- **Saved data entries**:
********************

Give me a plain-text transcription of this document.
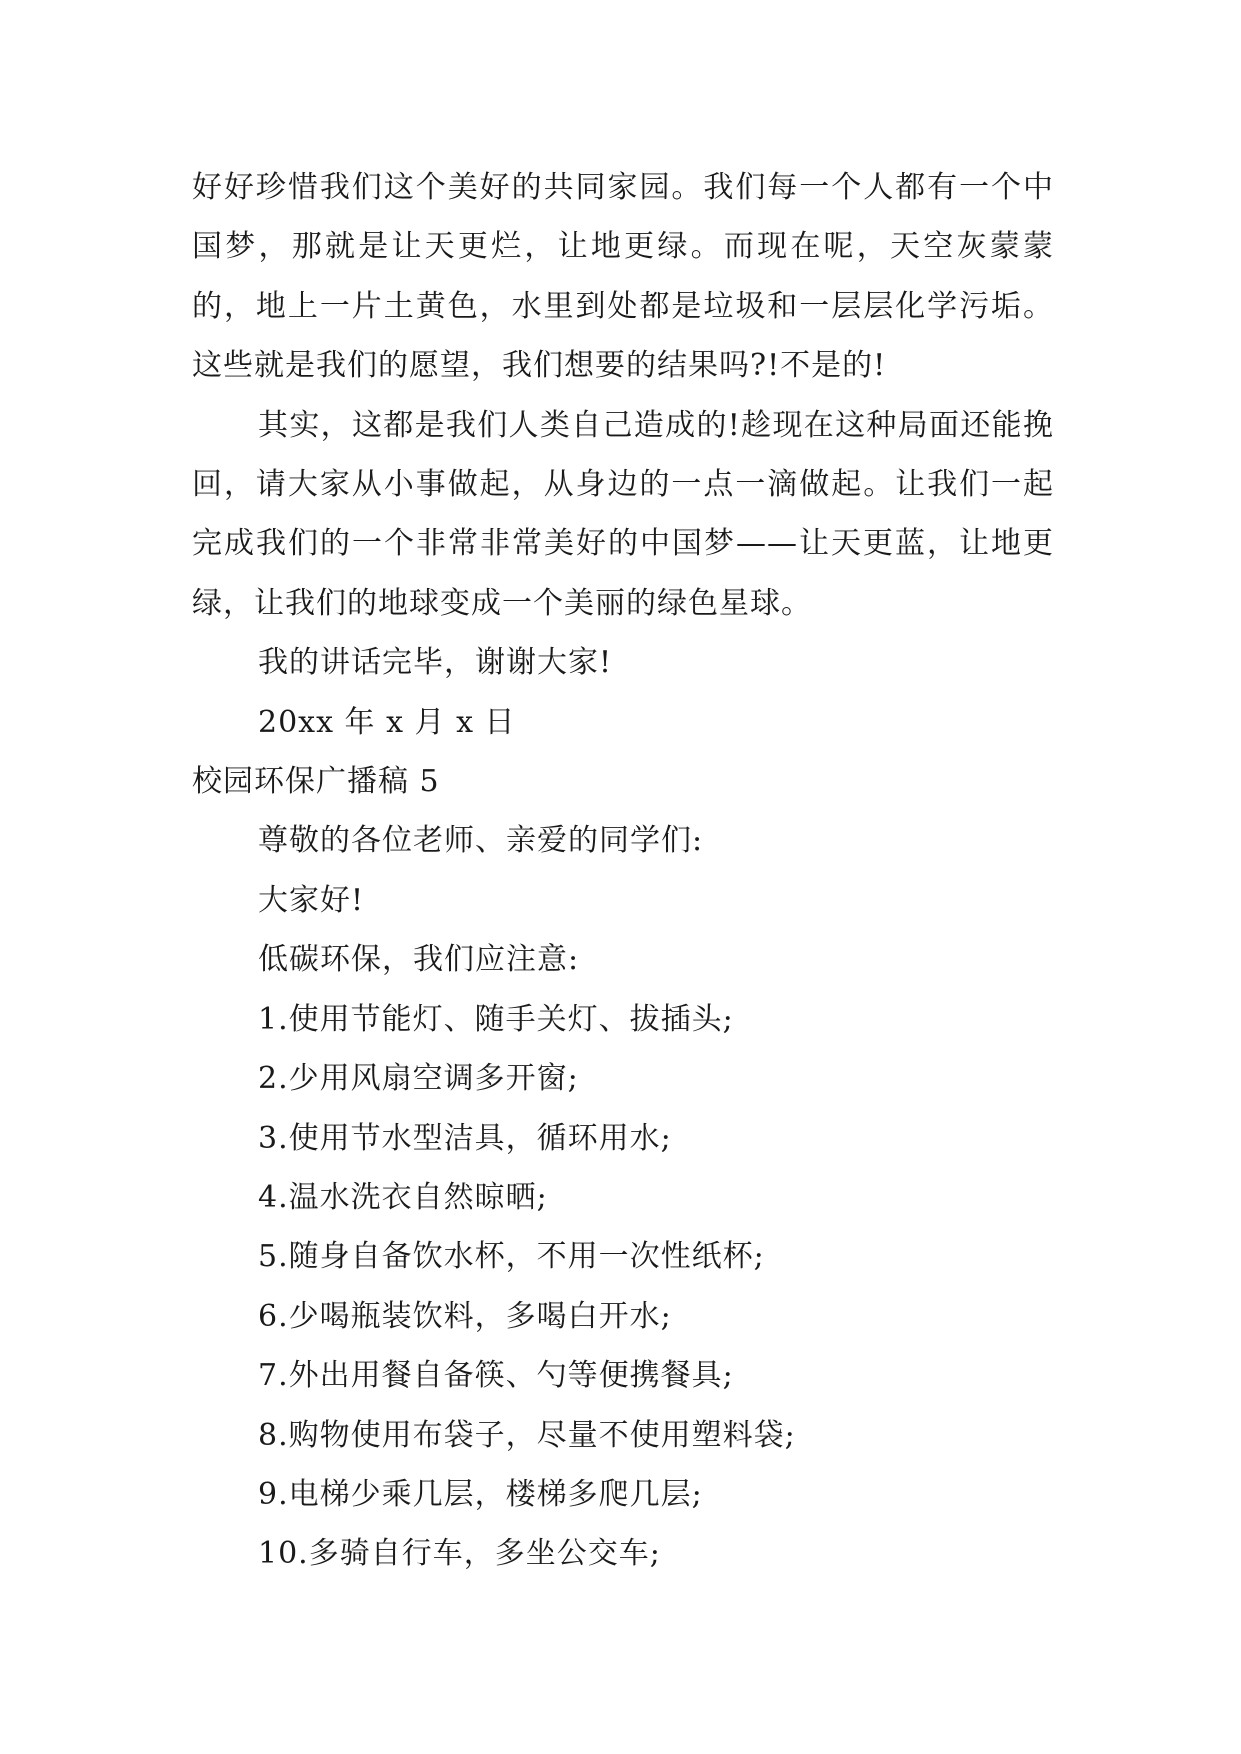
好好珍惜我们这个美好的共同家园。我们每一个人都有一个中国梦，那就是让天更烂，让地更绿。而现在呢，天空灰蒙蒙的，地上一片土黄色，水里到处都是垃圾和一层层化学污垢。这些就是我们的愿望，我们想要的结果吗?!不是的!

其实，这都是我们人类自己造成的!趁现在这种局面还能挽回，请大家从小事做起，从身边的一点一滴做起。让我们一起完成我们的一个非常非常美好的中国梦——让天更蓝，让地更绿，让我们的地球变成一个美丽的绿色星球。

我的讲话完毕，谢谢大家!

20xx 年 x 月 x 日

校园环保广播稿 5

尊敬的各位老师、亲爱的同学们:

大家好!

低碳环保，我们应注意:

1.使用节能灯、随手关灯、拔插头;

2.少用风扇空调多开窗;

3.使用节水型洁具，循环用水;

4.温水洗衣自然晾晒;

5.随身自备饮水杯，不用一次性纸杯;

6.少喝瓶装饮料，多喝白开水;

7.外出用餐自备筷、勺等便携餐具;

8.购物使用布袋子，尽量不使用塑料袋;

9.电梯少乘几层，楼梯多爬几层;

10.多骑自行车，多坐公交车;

********************

Repeat the material above in full and exactly, omitting the pictures.

Give me a plain-text transcription of this document.
好好珍惜我们这个美好的共同家园。我们每一个人都有一个中国梦，那就是让天更烂，让地更绿。而现在呢，天空灰蒙蒙的，地上一片土黄色，水里到处都是垃圾和一层层化学污垢。这些就是我们的愿望，我们想要的结果吗?!不是的!

其实，这都是我们人类自己造成的!趁现在这种局面还能挽回，请大家从小事做起，从身边的一点一滴做起。让我们一起完成我们的一个非常非常美好的中国梦——让天更蓝，让地更绿，让我们的地球变成一个美丽的绿色星球。

我的讲话完毕，谢谢大家!

20xx 年 x 月 x 日

校园环保广播稿 5

尊敬的各位老师、亲爱的同学们:

大家好!

低碳环保，我们应注意:

1.使用节能灯、随手关灯、拔插头;

2.少用风扇空调多开窗;

3.使用节水型洁具，循环用水;

4.温水洗衣自然晾晒;

5.随身自备饮水杯，不用一次性纸杯;

6.少喝瓶装饮料，多喝白开水;

7.外出用餐自备筷、勺等便携餐具;

8.购物使用布袋子，尽量不使用塑料袋;

9.电梯少乘几层，楼梯多爬几层;

10.多骑自行车，多坐公交车;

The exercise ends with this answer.